* [Supplied material]:
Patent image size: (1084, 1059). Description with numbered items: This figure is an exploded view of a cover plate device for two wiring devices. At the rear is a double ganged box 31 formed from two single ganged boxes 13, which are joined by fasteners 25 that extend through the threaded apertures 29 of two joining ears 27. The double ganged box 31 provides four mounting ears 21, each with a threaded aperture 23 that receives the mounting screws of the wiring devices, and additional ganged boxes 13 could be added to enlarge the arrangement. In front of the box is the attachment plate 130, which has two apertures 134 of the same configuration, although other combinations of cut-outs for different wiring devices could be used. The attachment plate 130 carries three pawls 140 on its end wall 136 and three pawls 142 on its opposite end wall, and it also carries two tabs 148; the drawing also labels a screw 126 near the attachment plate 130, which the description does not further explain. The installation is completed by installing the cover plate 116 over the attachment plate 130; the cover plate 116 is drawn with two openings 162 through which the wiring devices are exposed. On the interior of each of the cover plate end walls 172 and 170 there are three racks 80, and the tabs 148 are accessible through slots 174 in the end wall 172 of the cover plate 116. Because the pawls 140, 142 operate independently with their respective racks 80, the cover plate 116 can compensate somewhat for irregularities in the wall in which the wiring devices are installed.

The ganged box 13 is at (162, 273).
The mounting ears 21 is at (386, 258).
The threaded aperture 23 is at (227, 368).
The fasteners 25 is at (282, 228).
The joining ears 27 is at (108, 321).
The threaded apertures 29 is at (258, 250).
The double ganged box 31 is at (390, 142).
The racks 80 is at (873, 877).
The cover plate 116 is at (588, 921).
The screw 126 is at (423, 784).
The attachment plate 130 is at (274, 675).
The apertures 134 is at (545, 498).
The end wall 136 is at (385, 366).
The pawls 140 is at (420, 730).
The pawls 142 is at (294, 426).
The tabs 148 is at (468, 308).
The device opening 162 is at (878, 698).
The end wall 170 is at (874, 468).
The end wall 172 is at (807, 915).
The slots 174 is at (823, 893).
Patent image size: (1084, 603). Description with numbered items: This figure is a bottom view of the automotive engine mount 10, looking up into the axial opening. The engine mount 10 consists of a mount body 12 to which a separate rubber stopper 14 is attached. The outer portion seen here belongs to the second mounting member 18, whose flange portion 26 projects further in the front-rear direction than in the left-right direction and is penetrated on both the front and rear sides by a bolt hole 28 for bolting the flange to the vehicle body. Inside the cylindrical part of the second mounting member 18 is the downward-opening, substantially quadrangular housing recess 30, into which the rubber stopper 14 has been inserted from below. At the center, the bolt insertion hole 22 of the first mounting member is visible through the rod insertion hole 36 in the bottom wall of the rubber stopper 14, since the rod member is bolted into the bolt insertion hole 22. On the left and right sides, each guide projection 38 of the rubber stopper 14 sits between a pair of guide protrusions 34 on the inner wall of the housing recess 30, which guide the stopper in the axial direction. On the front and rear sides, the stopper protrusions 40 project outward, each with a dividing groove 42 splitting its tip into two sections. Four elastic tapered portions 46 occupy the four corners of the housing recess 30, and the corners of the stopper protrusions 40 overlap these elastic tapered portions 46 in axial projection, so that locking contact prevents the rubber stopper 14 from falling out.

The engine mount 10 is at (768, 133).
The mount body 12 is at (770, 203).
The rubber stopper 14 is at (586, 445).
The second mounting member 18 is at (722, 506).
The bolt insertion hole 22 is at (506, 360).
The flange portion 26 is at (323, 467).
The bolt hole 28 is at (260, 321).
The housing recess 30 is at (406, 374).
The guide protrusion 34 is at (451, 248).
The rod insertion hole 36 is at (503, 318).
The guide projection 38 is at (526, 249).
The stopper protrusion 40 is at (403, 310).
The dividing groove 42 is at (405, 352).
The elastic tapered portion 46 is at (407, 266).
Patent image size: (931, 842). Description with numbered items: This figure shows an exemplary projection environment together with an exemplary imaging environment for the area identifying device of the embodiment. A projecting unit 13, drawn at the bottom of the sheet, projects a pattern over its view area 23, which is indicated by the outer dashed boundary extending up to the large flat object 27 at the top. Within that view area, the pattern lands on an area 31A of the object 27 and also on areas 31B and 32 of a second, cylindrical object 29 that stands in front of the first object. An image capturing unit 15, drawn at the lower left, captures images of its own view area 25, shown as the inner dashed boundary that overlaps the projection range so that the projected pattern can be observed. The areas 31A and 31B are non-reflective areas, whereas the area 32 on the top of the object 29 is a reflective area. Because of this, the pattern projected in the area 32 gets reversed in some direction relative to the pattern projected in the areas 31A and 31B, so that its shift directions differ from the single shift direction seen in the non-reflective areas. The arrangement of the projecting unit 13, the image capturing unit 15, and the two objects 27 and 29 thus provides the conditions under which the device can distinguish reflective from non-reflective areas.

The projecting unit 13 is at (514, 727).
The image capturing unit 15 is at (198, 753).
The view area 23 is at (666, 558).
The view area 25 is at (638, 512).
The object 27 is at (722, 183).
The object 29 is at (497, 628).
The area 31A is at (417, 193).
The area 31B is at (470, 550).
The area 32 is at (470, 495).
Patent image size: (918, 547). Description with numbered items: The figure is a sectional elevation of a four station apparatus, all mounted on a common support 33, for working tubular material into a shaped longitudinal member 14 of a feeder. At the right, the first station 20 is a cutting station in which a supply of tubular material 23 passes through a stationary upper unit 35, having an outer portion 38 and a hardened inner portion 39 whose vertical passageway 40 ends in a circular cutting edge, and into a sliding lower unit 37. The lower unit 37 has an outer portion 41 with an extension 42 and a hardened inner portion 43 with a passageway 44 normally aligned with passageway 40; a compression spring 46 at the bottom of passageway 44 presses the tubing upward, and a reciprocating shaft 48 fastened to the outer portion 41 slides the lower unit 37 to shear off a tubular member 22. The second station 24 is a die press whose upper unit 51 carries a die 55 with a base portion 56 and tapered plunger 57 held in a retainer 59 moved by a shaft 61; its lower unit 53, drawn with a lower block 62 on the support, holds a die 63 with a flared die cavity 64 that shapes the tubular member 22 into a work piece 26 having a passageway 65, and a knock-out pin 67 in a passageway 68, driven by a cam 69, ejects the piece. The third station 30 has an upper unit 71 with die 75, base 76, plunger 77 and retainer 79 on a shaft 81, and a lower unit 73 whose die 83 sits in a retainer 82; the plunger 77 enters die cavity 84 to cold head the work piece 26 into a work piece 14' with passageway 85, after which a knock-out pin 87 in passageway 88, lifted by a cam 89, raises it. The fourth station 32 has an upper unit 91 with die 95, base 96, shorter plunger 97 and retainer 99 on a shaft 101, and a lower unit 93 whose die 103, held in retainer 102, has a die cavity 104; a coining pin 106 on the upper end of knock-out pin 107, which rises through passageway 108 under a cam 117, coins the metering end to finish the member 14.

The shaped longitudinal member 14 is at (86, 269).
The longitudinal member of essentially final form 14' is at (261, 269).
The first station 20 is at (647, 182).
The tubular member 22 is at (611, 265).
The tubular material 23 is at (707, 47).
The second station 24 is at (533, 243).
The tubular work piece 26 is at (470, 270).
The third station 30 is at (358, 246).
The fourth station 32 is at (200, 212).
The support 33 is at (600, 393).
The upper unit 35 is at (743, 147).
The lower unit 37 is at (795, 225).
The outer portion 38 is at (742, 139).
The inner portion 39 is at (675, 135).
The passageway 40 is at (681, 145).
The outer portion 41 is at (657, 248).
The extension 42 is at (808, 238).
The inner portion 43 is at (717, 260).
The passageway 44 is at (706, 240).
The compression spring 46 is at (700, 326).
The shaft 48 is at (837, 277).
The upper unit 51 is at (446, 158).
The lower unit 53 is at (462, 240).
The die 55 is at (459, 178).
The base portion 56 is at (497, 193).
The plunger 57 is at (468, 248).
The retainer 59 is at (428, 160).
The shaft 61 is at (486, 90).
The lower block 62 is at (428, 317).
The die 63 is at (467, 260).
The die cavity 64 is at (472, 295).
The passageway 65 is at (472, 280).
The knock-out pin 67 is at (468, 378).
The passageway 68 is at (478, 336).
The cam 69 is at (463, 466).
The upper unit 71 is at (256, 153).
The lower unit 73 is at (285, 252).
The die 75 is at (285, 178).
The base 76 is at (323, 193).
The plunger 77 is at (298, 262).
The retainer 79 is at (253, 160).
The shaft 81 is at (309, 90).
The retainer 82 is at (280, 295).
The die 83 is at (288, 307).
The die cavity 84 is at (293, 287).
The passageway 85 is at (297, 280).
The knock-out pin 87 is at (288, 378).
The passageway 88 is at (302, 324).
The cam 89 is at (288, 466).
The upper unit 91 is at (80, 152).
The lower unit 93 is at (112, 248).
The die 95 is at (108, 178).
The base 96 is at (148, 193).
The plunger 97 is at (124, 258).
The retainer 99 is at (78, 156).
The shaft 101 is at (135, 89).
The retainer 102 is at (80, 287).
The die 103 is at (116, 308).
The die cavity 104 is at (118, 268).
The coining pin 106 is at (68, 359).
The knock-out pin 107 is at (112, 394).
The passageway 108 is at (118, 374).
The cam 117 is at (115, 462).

* [What you should do]:
Return every line in the items above that contains the word "shift".

* [Complete response]:
Patent image size: (931, 842). Description with numbered items: This figure shows an exemplary projection environment together with an exemplary imaging environment for the area identifying device of the embodiment. A projecting unit 13, drawn at the bottom of the sheet, projects a pattern over its view area 23, which is indicated by the outer dashed boundary extending up to the large flat object 27 at the top. Within that view area, the pattern lands on an area 31A of the object 27 and also on areas 31B and 32 of a second, cylindrical object 29 that stands in front of the first object. An image capturing unit 15, drawn at the lower left, captures images of its own view area 25, shown as the inner dashed boundary that overlaps the projection range so that the projected pattern can be observed. The areas 31A and 31B are non-reflective areas, whereas the area 32 on the top of the object 29 is a reflective area. Because of this, the pattern projected in the area 32 gets reversed in some direction relative to the pattern projected in the areas 31A and 31B, so that its shift directions differ from the single shift direction seen in the non-reflective areas. The arrangement of the projecting unit 13, the image capturing unit 15, and the two objects 27 and 29 thus provides the conditions under which the device can distinguish reflective from non-reflective areas.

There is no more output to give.